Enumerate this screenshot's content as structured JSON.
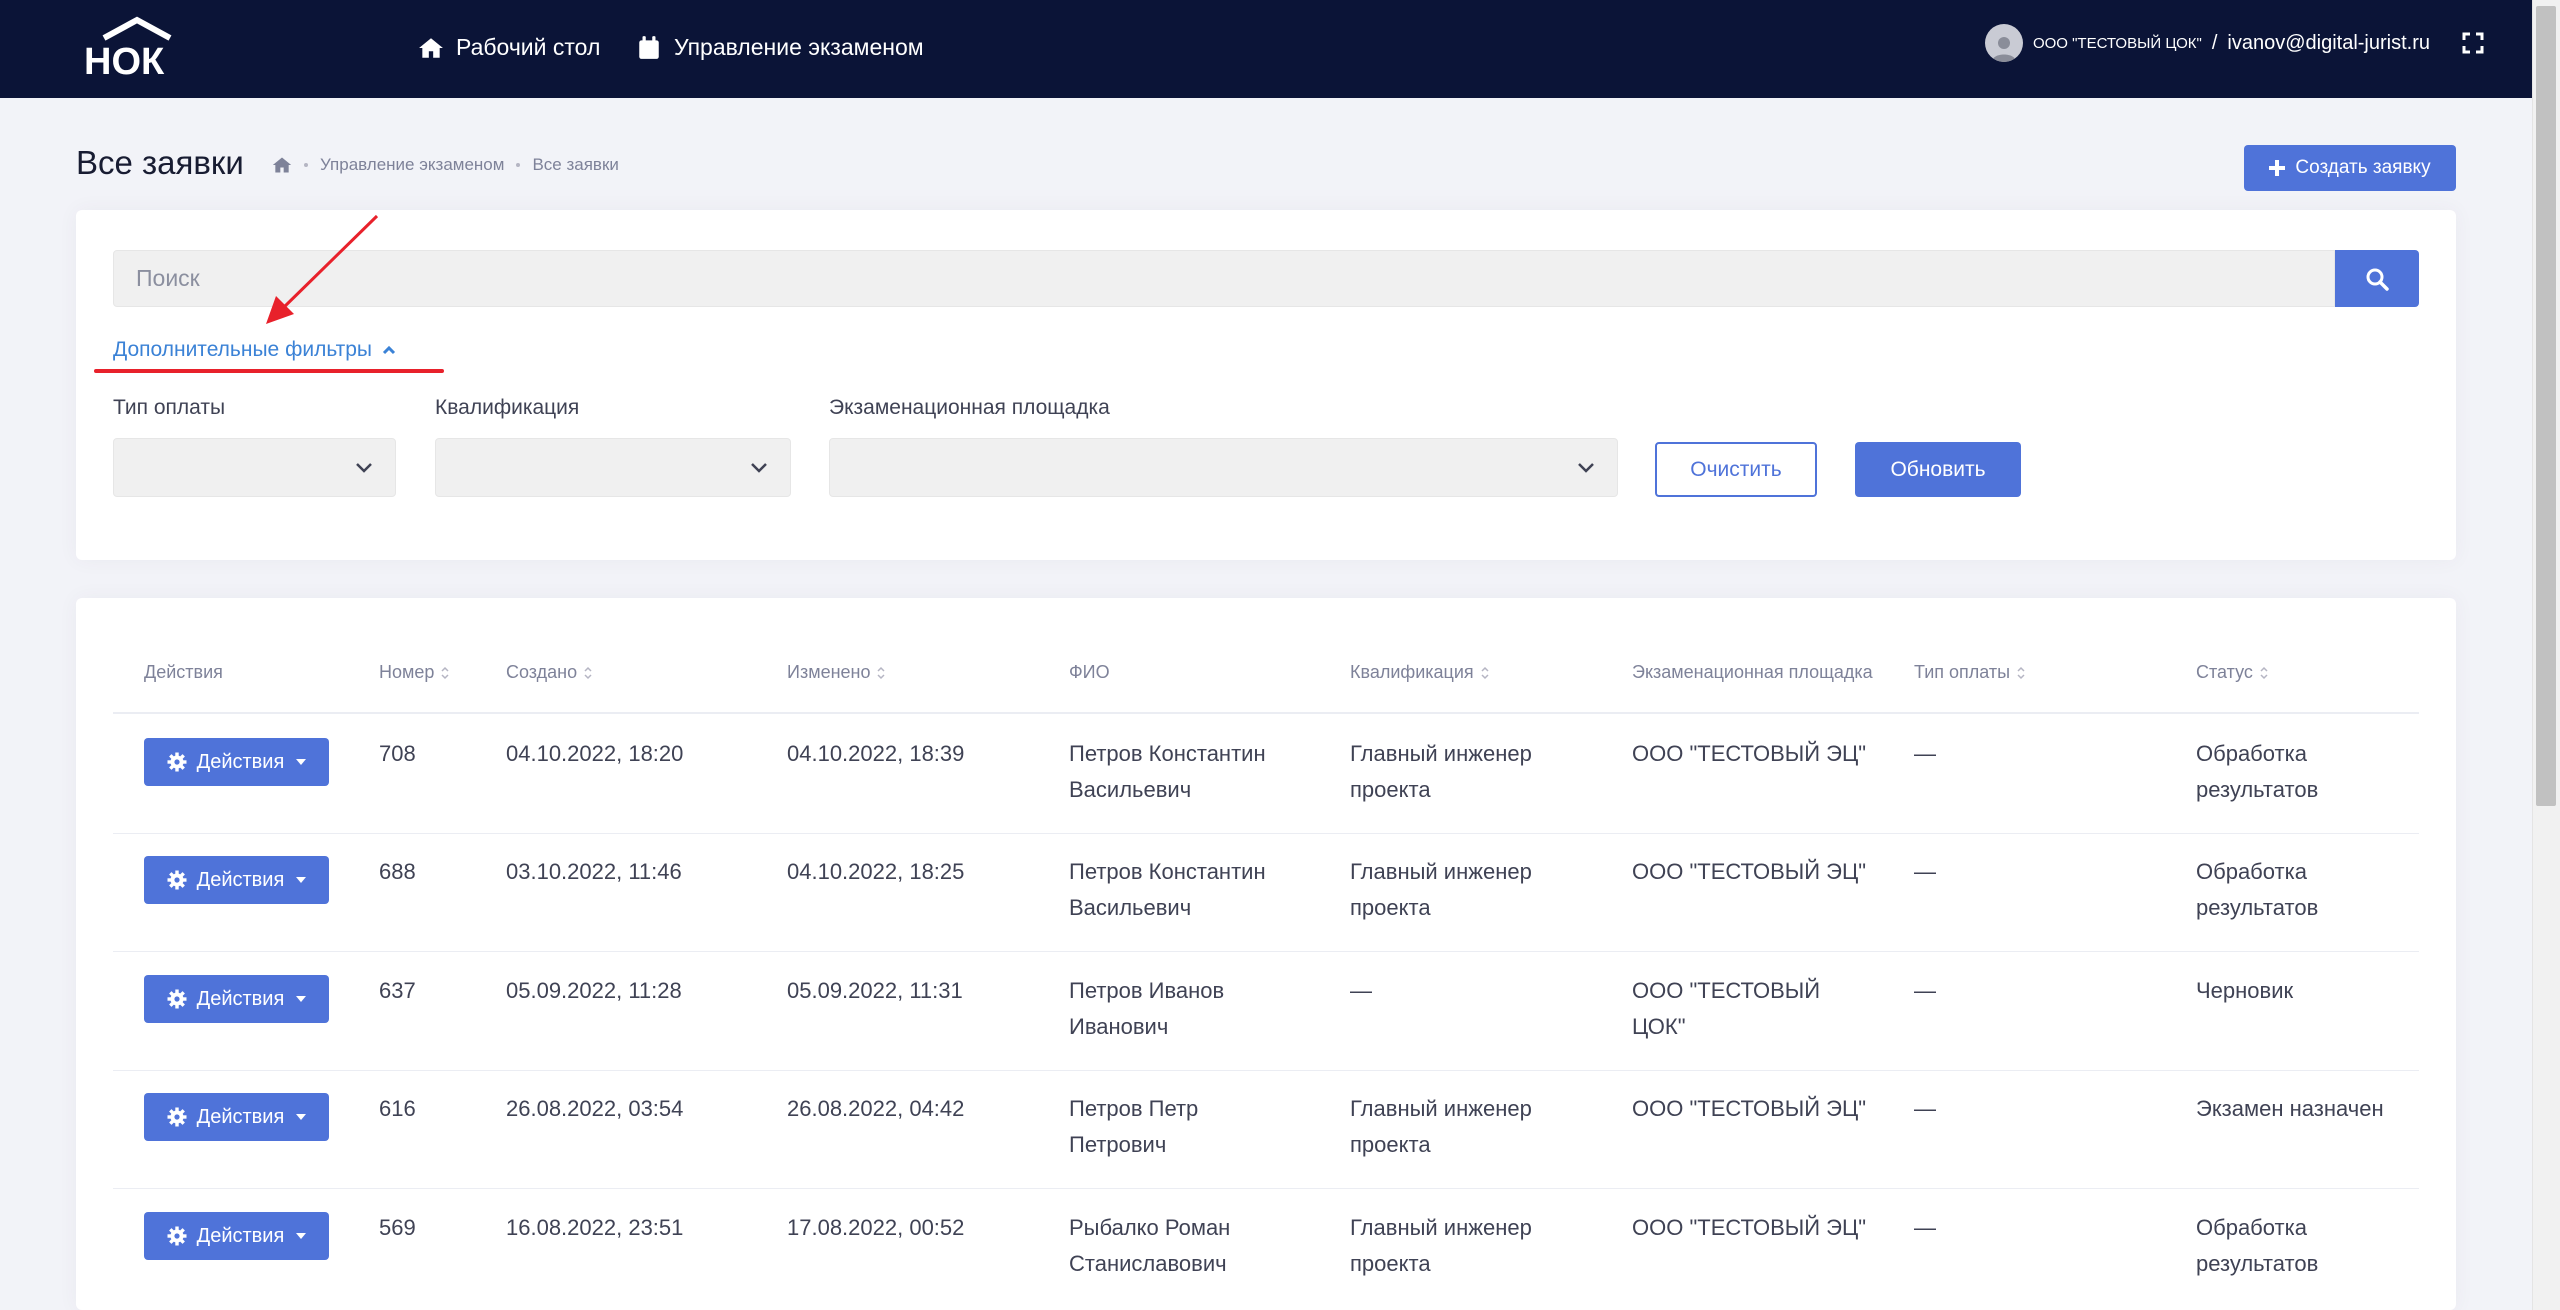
{
  "navbar": {
    "logo_text": "НОК",
    "items": [
      {
        "label": "Рабочий стол",
        "icon": "home-icon"
      },
      {
        "label": "Управление экзаменом",
        "icon": "calendar-icon"
      }
    ],
    "user_org": "ООО \"ТЕСТОВЫЙ ЦОК\"",
    "user_sep": "/",
    "user_email": "ivanov@digital-jurist.ru",
    "fullscreen_icon": "fullscreen-icon"
  },
  "subheader": {
    "title": "Все заявки",
    "breadcrumb": [
      "Управление экзаменом",
      "Все заявки"
    ],
    "create_button": "Создать заявку"
  },
  "filters": {
    "search_placeholder": "Поиск",
    "toggle_label": "Дополнительные фильтры",
    "labels": [
      "Тип оплаты",
      "Квалификация",
      "Экзаменационная площадка"
    ],
    "clear_button": "Очистить",
    "refresh_button": "Обновить"
  },
  "table": {
    "columns": [
      "Действия",
      "Номер",
      "Создано",
      "Изменено",
      "ФИО",
      "Квалификация",
      "Экзаменационная площадка",
      "Тип оплаты",
      "Статус"
    ],
    "action_label": "Действия",
    "rows": [
      {
        "number": "708",
        "created": "04.10.2022, 18:20",
        "changed": "04.10.2022, 18:39",
        "fio1": "Петров Константин",
        "fio2": "Васильевич",
        "qual1": "Главный инженер",
        "qual2": "проекта",
        "place1": "ООО \"ТЕСТОВЫЙ ЭЦ\"",
        "place2": "",
        "payment": "—",
        "status1": "Обработка",
        "status2": "результатов"
      },
      {
        "number": "688",
        "created": "03.10.2022, 11:46",
        "changed": "04.10.2022, 18:25",
        "fio1": "Петров Константин",
        "fio2": "Васильевич",
        "qual1": "Главный инженер",
        "qual2": "проекта",
        "place1": "ООО \"ТЕСТОВЫЙ ЭЦ\"",
        "place2": "",
        "payment": "—",
        "status1": "Обработка",
        "status2": "результатов"
      },
      {
        "number": "637",
        "created": "05.09.2022, 11:28",
        "changed": "05.09.2022, 11:31",
        "fio1": "Петров Иванов",
        "fio2": "Иванович",
        "qual1": "—",
        "qual2": "",
        "place1": "ООО \"ТЕСТОВЫЙ",
        "place2": "ЦОК\"",
        "payment": "—",
        "status1": "Черновик",
        "status2": ""
      },
      {
        "number": "616",
        "created": "26.08.2022, 03:54",
        "changed": "26.08.2022, 04:42",
        "fio1": "Петров Петр",
        "fio2": "Петрович",
        "qual1": "Главный инженер",
        "qual2": "проекта",
        "place1": "ООО \"ТЕСТОВЫЙ ЭЦ\"",
        "place2": "",
        "payment": "—",
        "status1": "Экзамен назначен",
        "status2": ""
      },
      {
        "number": "569",
        "created": "16.08.2022, 23:51",
        "changed": "17.08.2022, 00:52",
        "fio1": "Рыбалко Роман",
        "fio2": "Станиславович",
        "qual1": "Главный инженер",
        "qual2": "проекта",
        "place1": "ООО \"ТЕСТОВЫЙ ЭЦ\"",
        "place2": "",
        "payment": "—",
        "status1": "Обработка",
        "status2": "результатов"
      }
    ]
  },
  "colors": {
    "navbar": "#0b1437",
    "primary": "#4f73d9",
    "link": "#3b82d6",
    "annotation": "#e8212b"
  }
}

━━━━━━━━━━

▶ [Requirement]:
List each line of the entries that holds the string "number".

▶ [Correct output]:
        "number": "708",
        "number": "688",
        "number": "637",
        "number": "616",
        "number": "569",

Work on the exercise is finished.